Dataset excerpts:
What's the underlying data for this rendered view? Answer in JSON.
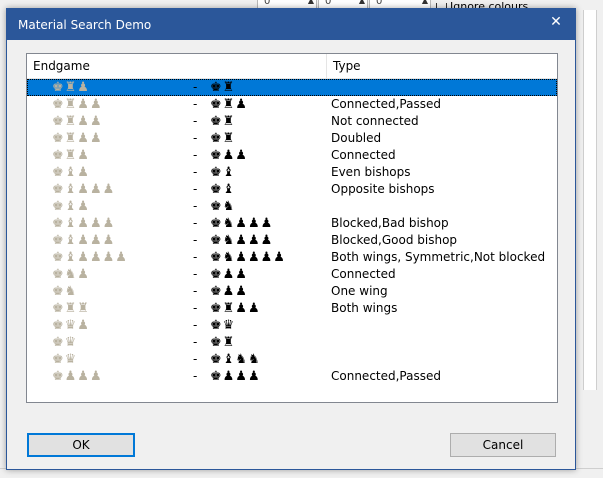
{
  "background": {
    "spin_values": [
      "0",
      "0",
      "0"
    ],
    "ignore_colours_label": "Ignore colours"
  },
  "dialog": {
    "title": "Material Search Demo",
    "close_glyph": "✕",
    "columns": {
      "endgame": "Endgame",
      "type": "Type"
    },
    "rows": [
      {
        "white": "♚♜♟",
        "dash": "-",
        "black": "♚♜",
        "type": ""
      },
      {
        "white": "♚♜♟♟",
        "dash": "-",
        "black": "♚♜♟",
        "type": "Connected,Passed"
      },
      {
        "white": "♚♜♟♟",
        "dash": "-",
        "black": "♚♜",
        "type": "Not connected"
      },
      {
        "white": "♚♜♟♟",
        "dash": "-",
        "black": "♚♜",
        "type": "Doubled"
      },
      {
        "white": "♚♜♟",
        "dash": "-",
        "black": "♚♟♟",
        "type": "Connected"
      },
      {
        "white": "♚♝♟",
        "dash": "-",
        "black": "♚♝",
        "type": "Even bishops"
      },
      {
        "white": "♚♝♟♟♟",
        "dash": "-",
        "black": "♚♝",
        "type": "Opposite bishops"
      },
      {
        "white": "♚♝♟",
        "dash": "-",
        "black": "♚♞",
        "type": ""
      },
      {
        "white": "♚♝♟♟♟",
        "dash": "-",
        "black": "♚♞♟♟♟",
        "type": "Blocked,Bad bishop"
      },
      {
        "white": "♚♝♟♟♟",
        "dash": "-",
        "black": "♚♞♟♟♟",
        "type": "Blocked,Good bishop"
      },
      {
        "white": "♚♝♟♟♟♟",
        "dash": "-",
        "black": "♚♞♟♟♟♟",
        "type": "Both wings, Symmetric,Not blocked"
      },
      {
        "white": "♚♞♟",
        "dash": "-",
        "black": "♚♟♟",
        "type": "Connected"
      },
      {
        "white": "♚♞",
        "dash": "-",
        "black": "♚♟♟",
        "type": "One wing"
      },
      {
        "white": "♚♜♜",
        "dash": "-",
        "black": "♚♜♟♟",
        "type": "Both wings"
      },
      {
        "white": "♚♛♟",
        "dash": "-",
        "black": "♚♛",
        "type": ""
      },
      {
        "white": "♚♛",
        "dash": "-",
        "black": "♚♜",
        "type": ""
      },
      {
        "white": "♚♛",
        "dash": "-",
        "black": "♚♝♞♞",
        "type": ""
      },
      {
        "white": "♚♟♟♟",
        "dash": "-",
        "black": "♚♟♟♟",
        "type": "Connected,Passed"
      }
    ],
    "selected_row": 0,
    "ok_label": "OK",
    "cancel_label": "Cancel"
  },
  "colors": {
    "titlebar": "#2b579a",
    "selection": "#0078d7",
    "white_piece": "#b9b2a0",
    "black_piece": "#000000"
  }
}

- **YOUR TASK**
Reproduce all of the material above word for word. Omit the pictures.

- **EXERCISE OUTPUT**
What's the underlying data for this rendered view? Answer in JSON.
{
  "background": {
    "spin_values": [
      "0",
      "0",
      "0"
    ],
    "ignore_colours_label": "Ignore colours"
  },
  "dialog": {
    "title": "Material Search Demo",
    "close_glyph": "✕",
    "columns": {
      "endgame": "Endgame",
      "type": "Type"
    },
    "rows": [
      {
        "white": "♚♜♟",
        "dash": "-",
        "black": "♚♜",
        "type": ""
      },
      {
        "white": "♚♜♟♟",
        "dash": "-",
        "black": "♚♜♟",
        "type": "Connected,Passed"
      },
      {
        "white": "♚♜♟♟",
        "dash": "-",
        "black": "♚♜",
        "type": "Not connected"
      },
      {
        "white": "♚♜♟♟",
        "dash": "-",
        "black": "♚♜",
        "type": "Doubled"
      },
      {
        "white": "♚♜♟",
        "dash": "-",
        "black": "♚♟♟",
        "type": "Connected"
      },
      {
        "white": "♚♝♟",
        "dash": "-",
        "black": "♚♝",
        "type": "Even bishops"
      },
      {
        "white": "♚♝♟♟♟",
        "dash": "-",
        "black": "♚♝",
        "type": "Opposite bishops"
      },
      {
        "white": "♚♝♟",
        "dash": "-",
        "black": "♚♞",
        "type": ""
      },
      {
        "white": "♚♝♟♟♟",
        "dash": "-",
        "black": "♚♞♟♟♟",
        "type": "Blocked,Bad bishop"
      },
      {
        "white": "♚♝♟♟♟",
        "dash": "-",
        "black": "♚♞♟♟♟",
        "type": "Blocked,Good bishop"
      },
      {
        "white": "♚♝♟♟♟♟",
        "dash": "-",
        "black": "♚♞♟♟♟♟",
        "type": "Both wings, Symmetric,Not blocked"
      },
      {
        "white": "♚♞♟",
        "dash": "-",
        "black": "♚♟♟",
        "type": "Connected"
      },
      {
        "white": "♚♞",
        "dash": "-",
        "black": "♚♟♟",
        "type": "One wing"
      },
      {
        "white": "♚♜♜",
        "dash": "-",
        "black": "♚♜♟♟",
        "type": "Both wings"
      },
      {
        "white": "♚♛♟",
        "dash": "-",
        "black": "♚♛",
        "type": ""
      },
      {
        "white": "♚♛",
        "dash": "-",
        "black": "♚♜",
        "type": ""
      },
      {
        "white": "♚♛",
        "dash": "-",
        "black": "♚♝♞♞",
        "type": ""
      },
      {
        "white": "♚♟♟♟",
        "dash": "-",
        "black": "♚♟♟♟",
        "type": "Connected,Passed"
      }
    ],
    "selected_row": 0,
    "ok_label": "OK",
    "cancel_label": "Cancel"
  },
  "colors": {
    "titlebar": "#2b579a",
    "selection": "#0078d7",
    "white_piece": "#b9b2a0",
    "black_piece": "#000000"
  }
}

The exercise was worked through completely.